§ **TASK TO COMPLETE**
Go through the entries below and collect each line with the string "муниципальных" in it.

— BEGIN PROVIDED ENTRIES —

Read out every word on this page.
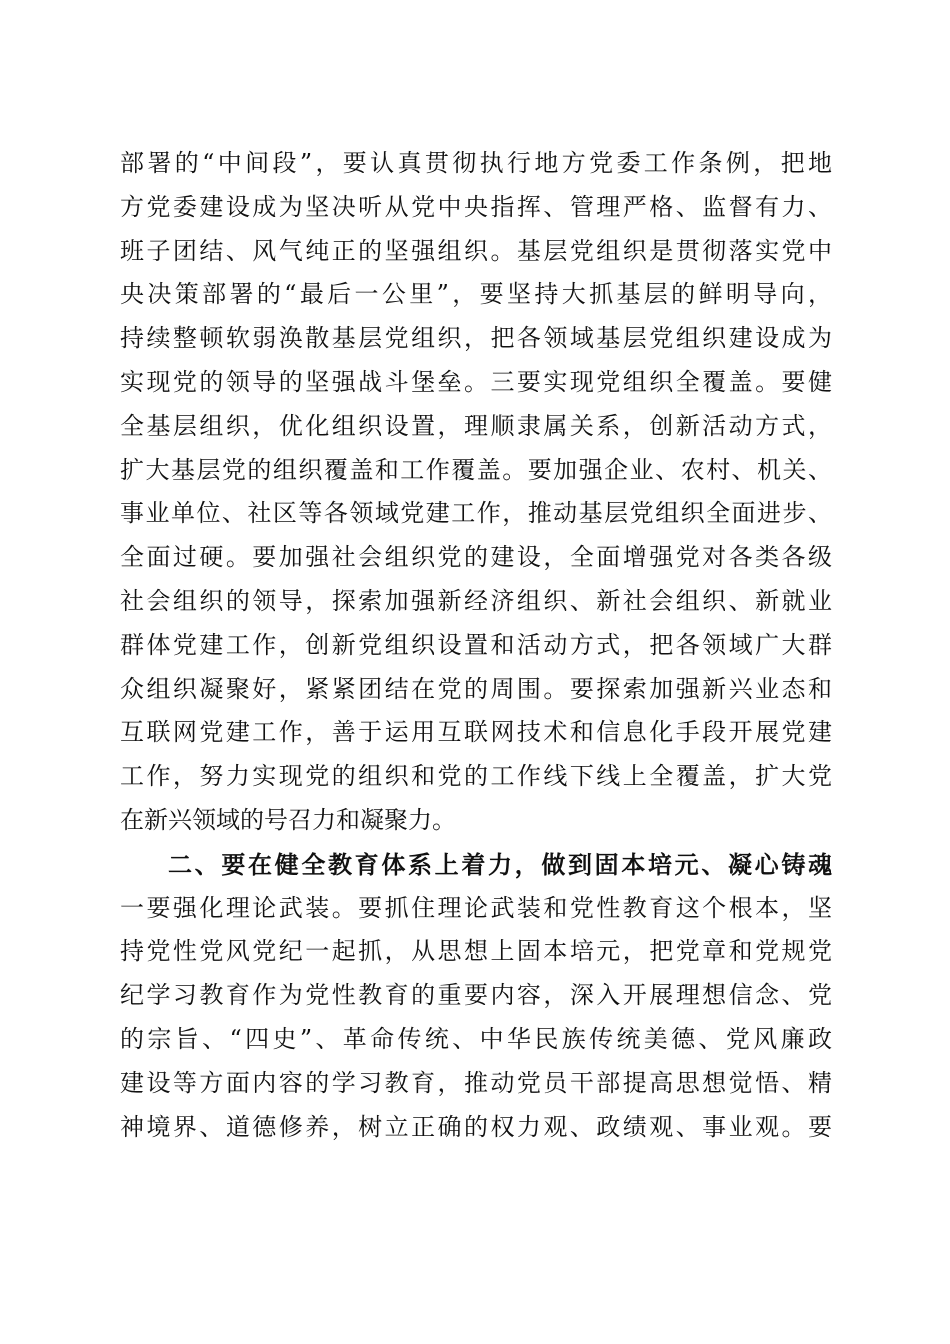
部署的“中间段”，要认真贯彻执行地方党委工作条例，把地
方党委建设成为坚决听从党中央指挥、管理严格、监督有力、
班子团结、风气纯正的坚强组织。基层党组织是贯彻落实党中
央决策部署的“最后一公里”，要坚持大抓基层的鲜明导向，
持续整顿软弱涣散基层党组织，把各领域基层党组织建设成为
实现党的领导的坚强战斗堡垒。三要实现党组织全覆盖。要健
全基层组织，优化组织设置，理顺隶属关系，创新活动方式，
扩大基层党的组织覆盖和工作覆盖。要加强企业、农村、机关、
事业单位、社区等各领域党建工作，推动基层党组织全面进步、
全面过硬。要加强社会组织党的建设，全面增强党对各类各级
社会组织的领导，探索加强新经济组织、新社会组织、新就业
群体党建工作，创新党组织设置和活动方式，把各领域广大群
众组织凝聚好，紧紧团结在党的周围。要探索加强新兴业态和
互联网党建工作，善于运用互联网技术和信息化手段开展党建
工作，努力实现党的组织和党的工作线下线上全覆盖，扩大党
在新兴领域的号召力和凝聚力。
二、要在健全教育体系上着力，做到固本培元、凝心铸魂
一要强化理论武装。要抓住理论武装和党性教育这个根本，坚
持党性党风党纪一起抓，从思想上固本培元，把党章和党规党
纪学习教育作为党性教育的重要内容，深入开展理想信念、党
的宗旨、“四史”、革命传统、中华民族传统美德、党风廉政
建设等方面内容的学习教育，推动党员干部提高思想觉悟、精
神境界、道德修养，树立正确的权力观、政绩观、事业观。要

— END PROVIDED ENTRIES —
— BEGIN PROVIDED ENTRIES —

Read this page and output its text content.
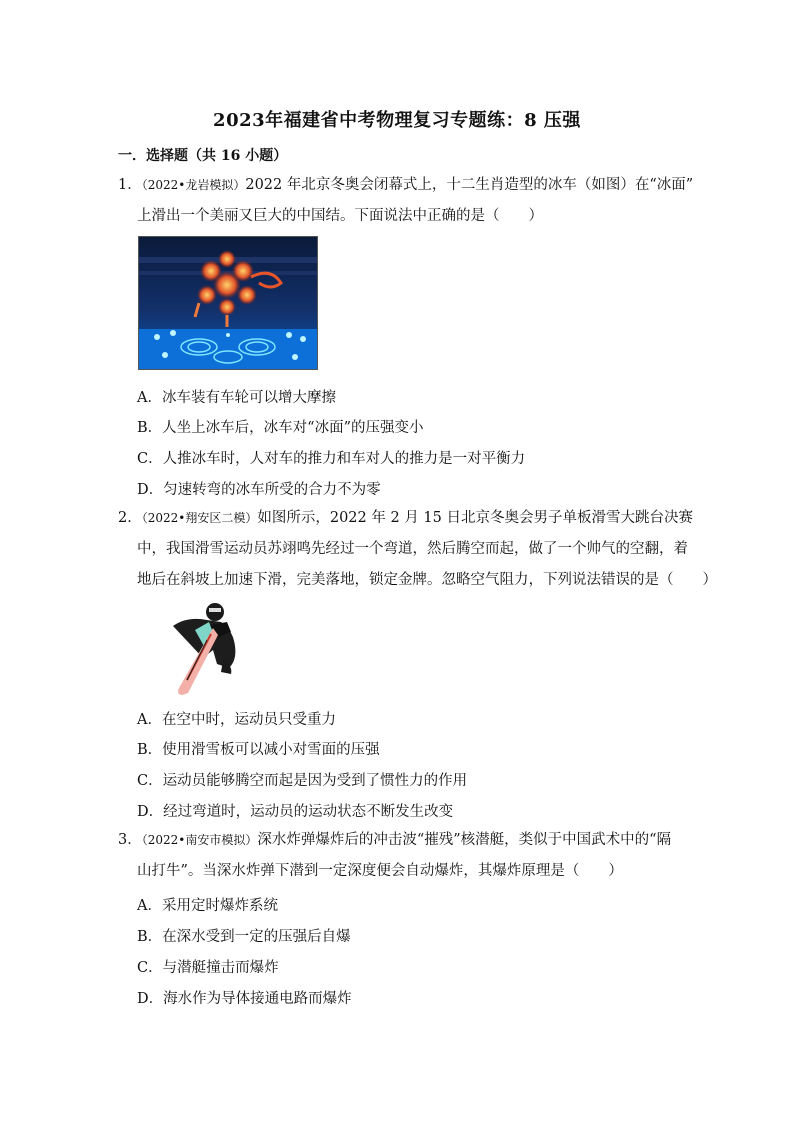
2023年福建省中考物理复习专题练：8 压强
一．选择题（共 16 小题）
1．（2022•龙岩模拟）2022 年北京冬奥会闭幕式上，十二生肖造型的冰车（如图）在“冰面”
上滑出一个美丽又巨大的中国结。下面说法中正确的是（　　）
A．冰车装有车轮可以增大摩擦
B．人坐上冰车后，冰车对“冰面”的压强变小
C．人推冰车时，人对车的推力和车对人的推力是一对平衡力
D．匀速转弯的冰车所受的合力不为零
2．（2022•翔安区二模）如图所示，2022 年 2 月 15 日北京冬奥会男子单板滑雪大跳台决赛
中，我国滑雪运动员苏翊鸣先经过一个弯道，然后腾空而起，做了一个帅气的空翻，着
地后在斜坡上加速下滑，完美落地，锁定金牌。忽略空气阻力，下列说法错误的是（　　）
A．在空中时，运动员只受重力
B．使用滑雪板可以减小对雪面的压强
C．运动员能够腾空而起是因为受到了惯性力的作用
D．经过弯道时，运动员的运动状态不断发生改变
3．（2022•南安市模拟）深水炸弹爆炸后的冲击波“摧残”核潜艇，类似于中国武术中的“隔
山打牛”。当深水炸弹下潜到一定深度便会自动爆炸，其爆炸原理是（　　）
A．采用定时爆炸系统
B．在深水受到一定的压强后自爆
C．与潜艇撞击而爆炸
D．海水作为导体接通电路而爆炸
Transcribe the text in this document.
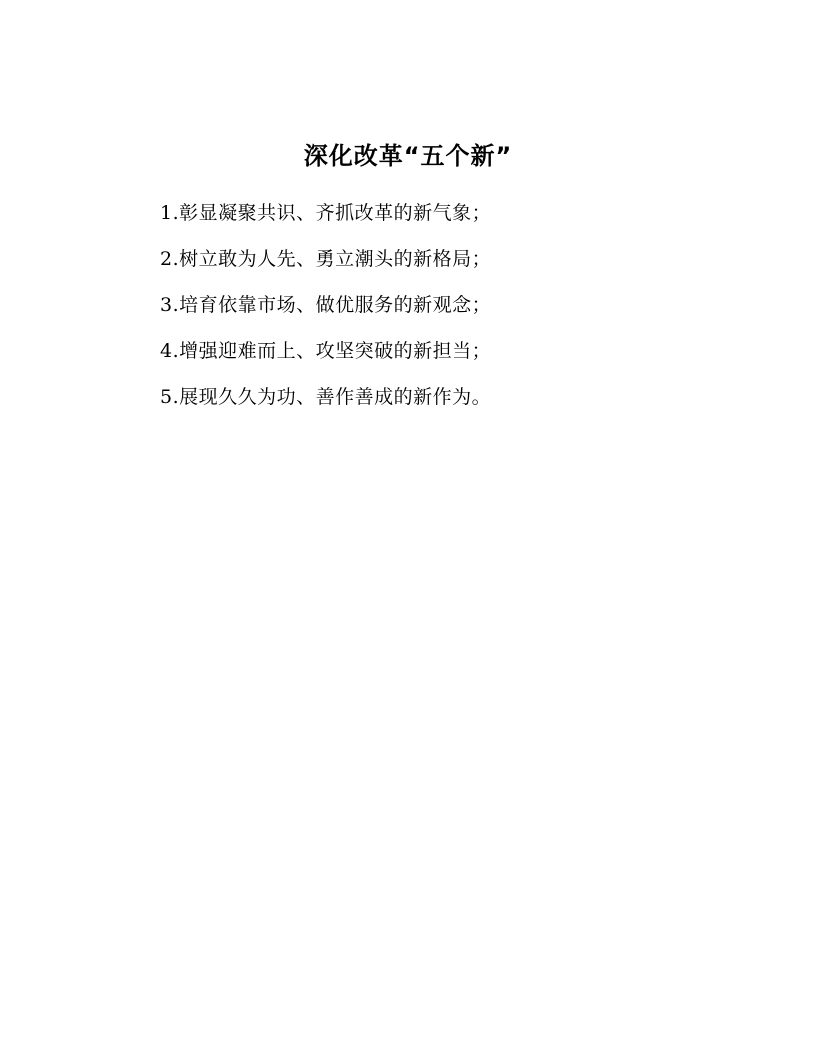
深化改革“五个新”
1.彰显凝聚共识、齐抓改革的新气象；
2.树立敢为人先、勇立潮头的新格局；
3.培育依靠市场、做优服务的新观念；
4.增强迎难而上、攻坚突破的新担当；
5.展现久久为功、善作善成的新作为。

— END PROVIDED ENTRIES —
— BEGIN PROVIDED ENTRIES —

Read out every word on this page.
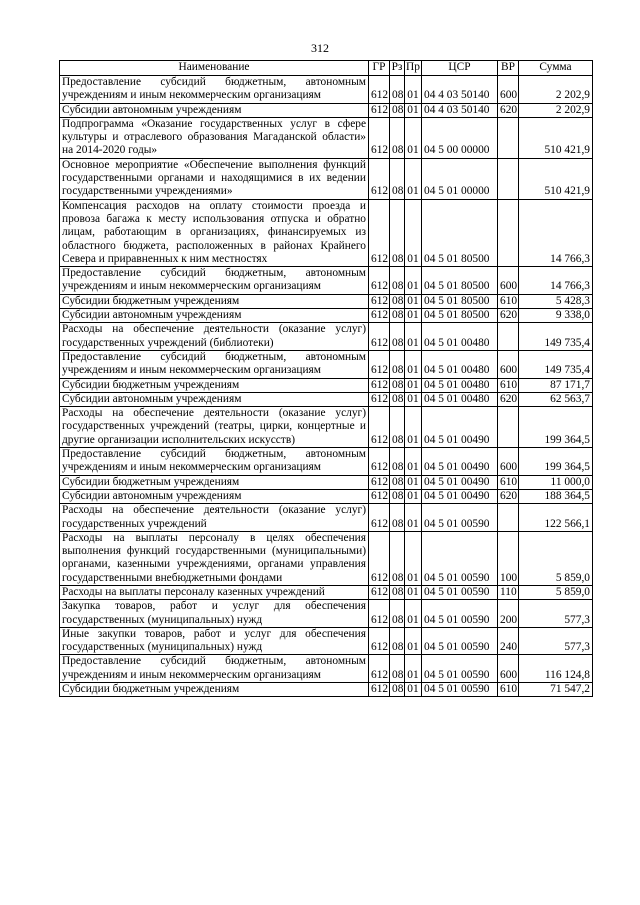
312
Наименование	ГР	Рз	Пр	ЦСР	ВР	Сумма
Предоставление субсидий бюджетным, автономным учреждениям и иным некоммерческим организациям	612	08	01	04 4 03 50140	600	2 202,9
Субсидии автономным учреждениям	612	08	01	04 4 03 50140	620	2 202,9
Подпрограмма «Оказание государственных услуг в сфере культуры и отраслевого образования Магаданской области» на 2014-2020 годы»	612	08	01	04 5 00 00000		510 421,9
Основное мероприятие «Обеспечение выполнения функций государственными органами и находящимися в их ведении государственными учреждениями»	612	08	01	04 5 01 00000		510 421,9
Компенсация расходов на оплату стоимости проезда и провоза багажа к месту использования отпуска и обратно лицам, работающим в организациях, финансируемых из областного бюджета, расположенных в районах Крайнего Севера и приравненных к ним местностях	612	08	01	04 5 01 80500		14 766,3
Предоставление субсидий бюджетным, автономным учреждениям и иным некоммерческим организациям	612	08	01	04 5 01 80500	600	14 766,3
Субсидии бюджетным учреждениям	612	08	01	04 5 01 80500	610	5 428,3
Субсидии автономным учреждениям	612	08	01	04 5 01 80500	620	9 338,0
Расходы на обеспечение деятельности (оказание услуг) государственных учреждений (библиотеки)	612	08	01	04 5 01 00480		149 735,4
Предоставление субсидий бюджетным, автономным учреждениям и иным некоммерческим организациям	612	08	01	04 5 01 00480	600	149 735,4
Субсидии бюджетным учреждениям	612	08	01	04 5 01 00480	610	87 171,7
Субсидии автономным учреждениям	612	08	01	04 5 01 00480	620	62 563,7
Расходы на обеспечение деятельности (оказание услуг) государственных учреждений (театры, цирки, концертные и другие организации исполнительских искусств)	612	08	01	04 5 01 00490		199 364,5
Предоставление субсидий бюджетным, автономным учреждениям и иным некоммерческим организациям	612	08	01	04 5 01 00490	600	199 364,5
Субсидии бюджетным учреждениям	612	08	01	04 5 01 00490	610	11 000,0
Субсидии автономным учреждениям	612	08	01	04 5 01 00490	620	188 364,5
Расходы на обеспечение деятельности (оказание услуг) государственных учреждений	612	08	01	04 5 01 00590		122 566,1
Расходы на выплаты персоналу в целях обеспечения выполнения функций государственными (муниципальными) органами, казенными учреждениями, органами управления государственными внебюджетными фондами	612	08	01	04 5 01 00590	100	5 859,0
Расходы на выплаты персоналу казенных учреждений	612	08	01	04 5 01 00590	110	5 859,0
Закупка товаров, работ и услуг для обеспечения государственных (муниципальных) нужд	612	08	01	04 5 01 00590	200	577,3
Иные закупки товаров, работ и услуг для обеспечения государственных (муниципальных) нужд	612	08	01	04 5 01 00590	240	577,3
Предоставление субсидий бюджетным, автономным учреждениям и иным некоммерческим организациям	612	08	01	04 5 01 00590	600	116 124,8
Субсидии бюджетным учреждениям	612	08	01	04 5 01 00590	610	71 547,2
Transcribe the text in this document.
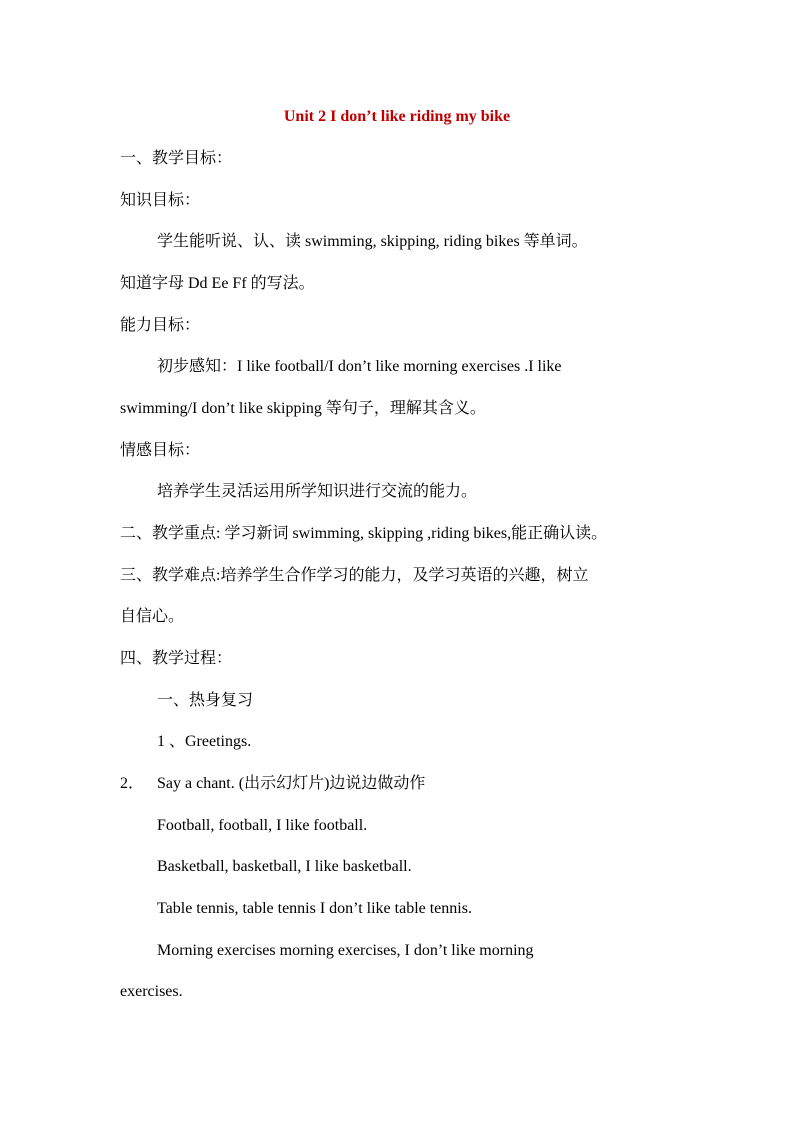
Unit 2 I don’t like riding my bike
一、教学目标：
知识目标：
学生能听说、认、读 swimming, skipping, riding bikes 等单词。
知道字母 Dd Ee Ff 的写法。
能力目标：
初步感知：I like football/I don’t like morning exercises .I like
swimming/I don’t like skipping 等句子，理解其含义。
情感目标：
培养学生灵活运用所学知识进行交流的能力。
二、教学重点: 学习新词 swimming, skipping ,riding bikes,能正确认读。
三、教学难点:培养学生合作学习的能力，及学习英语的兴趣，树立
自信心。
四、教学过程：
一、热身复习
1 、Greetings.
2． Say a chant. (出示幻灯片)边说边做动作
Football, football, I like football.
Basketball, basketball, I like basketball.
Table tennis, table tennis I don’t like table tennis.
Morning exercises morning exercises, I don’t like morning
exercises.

— END PROVIDED ENTRIES —

§ **WRITTEN ANSWER**
Закупка товаров, работ и услуг для обеспечения государственных (муниципальных) нужд	612	08	01	04 5 01 00590	200	577,3
Иные закупки товаров, работ и услуг для обеспечения государственных (муниципальных) нужд	612	08	01	04 5 01 00590	240	577,3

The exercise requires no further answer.